_Directions_. Take every line from the material that has the word "title" in it.

_Data to process_.
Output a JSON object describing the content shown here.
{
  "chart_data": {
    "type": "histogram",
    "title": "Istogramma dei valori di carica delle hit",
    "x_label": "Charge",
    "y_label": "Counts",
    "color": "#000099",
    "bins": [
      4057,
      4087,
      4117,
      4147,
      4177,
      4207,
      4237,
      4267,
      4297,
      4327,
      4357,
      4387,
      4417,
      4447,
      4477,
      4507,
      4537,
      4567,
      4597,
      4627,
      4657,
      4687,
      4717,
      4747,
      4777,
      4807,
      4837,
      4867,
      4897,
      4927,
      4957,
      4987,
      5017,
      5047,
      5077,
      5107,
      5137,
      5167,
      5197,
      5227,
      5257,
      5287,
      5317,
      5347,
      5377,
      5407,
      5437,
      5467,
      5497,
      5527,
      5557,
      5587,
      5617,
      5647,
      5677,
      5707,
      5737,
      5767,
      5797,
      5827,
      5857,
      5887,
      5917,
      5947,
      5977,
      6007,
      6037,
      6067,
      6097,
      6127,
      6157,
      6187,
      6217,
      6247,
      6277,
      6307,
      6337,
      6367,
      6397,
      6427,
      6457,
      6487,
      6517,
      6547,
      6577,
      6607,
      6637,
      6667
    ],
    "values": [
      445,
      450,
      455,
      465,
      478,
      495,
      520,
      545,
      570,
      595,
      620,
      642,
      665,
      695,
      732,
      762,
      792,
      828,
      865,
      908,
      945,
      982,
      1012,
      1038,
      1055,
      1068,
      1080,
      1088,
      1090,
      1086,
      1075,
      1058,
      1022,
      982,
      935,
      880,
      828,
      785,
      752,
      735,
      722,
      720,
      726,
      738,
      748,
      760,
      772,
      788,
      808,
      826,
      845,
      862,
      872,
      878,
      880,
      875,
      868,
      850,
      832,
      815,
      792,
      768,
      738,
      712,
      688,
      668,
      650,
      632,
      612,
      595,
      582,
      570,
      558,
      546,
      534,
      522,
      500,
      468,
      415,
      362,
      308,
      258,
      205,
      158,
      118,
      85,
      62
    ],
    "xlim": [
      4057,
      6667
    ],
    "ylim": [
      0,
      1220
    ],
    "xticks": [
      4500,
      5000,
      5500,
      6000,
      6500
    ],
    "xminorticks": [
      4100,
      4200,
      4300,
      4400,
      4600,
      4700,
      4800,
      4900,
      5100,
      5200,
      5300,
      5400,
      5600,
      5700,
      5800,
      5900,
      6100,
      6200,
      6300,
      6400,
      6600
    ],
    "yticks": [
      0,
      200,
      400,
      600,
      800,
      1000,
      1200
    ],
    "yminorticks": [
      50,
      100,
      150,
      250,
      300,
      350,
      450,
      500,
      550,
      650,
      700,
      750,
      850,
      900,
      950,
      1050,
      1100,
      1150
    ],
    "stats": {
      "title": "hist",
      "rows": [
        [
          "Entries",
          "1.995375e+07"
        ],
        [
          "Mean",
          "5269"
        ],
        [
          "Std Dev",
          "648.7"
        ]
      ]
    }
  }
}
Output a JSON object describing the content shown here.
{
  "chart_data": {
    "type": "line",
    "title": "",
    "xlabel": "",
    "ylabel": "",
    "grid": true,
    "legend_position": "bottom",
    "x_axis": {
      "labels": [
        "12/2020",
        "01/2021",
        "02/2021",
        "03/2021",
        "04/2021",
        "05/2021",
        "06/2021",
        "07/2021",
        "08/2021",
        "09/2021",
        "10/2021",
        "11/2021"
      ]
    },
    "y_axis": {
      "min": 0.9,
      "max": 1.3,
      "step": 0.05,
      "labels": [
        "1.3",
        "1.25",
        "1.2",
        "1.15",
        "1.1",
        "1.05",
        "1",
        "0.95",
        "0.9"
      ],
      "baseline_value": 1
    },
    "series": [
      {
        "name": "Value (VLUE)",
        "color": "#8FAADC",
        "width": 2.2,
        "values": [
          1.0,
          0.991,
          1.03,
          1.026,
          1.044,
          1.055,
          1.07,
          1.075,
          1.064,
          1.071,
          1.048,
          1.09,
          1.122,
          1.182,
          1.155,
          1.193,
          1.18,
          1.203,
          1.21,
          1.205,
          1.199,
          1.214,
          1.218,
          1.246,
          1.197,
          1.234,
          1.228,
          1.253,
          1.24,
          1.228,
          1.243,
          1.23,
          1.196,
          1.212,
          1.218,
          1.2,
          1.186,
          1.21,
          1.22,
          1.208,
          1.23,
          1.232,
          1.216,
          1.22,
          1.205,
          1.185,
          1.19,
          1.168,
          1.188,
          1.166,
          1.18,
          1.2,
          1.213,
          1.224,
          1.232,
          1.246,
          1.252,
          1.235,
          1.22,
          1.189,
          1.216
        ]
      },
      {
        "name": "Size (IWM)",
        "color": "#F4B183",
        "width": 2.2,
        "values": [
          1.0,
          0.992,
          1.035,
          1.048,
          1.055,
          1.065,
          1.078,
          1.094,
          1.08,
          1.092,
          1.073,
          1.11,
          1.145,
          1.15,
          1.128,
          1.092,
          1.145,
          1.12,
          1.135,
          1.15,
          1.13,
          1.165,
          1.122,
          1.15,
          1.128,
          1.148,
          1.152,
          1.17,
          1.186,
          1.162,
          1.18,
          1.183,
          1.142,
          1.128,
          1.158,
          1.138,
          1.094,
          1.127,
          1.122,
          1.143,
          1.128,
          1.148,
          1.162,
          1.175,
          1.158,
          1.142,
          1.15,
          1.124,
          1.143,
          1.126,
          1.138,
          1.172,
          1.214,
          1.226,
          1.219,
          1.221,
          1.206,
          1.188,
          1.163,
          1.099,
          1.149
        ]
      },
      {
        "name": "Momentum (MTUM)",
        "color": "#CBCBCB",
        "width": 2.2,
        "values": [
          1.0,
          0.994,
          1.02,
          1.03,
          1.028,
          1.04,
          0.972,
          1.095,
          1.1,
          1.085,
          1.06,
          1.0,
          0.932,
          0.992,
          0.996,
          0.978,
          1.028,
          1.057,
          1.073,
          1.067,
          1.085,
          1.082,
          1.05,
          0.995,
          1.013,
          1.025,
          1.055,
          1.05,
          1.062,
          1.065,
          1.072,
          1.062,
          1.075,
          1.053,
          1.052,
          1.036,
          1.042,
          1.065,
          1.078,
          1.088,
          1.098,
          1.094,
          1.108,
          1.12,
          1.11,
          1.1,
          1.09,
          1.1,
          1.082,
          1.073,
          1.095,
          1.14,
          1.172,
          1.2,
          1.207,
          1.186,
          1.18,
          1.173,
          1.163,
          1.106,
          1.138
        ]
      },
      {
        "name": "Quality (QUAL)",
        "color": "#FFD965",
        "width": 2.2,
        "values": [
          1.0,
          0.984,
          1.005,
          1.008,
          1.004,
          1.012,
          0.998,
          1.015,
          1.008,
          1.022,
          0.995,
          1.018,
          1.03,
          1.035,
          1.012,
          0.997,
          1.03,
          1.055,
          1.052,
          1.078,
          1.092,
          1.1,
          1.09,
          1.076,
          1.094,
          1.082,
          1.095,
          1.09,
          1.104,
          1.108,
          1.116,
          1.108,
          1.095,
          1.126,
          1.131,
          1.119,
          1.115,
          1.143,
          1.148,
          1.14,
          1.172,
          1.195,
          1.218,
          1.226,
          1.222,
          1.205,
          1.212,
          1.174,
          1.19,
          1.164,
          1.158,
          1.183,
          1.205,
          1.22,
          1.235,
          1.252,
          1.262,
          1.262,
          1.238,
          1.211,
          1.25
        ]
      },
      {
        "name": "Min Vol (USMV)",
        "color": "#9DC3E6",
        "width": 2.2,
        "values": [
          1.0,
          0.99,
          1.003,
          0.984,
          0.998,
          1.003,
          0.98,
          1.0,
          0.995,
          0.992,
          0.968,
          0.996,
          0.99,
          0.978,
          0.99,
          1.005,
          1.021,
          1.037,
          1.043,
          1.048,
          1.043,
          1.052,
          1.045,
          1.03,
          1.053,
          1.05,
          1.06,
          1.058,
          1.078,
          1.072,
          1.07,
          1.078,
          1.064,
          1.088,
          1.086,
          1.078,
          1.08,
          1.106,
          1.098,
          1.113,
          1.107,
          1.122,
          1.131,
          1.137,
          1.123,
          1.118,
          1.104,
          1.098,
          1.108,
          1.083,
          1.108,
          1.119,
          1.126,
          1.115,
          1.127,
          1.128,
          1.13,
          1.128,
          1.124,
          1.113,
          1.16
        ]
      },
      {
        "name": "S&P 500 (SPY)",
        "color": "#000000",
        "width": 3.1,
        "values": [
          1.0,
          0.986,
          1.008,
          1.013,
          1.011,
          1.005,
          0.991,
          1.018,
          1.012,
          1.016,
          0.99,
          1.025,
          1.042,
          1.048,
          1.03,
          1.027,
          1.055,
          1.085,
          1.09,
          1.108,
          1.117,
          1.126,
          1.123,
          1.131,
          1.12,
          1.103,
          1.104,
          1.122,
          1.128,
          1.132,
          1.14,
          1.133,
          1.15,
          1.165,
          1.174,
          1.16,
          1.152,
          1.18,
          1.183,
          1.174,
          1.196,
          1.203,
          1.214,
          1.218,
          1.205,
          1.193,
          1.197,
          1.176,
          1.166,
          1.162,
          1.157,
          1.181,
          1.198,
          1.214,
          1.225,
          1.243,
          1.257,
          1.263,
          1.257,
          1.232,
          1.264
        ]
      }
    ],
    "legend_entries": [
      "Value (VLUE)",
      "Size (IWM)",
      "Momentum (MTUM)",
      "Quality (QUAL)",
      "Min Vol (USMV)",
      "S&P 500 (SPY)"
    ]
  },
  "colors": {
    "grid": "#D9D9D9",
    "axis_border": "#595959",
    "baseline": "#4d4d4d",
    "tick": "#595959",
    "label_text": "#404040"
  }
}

_Correct result_.
    "title": "Istogramma dei valori di carica delle hit",
      "title": "hist",
    "title": "",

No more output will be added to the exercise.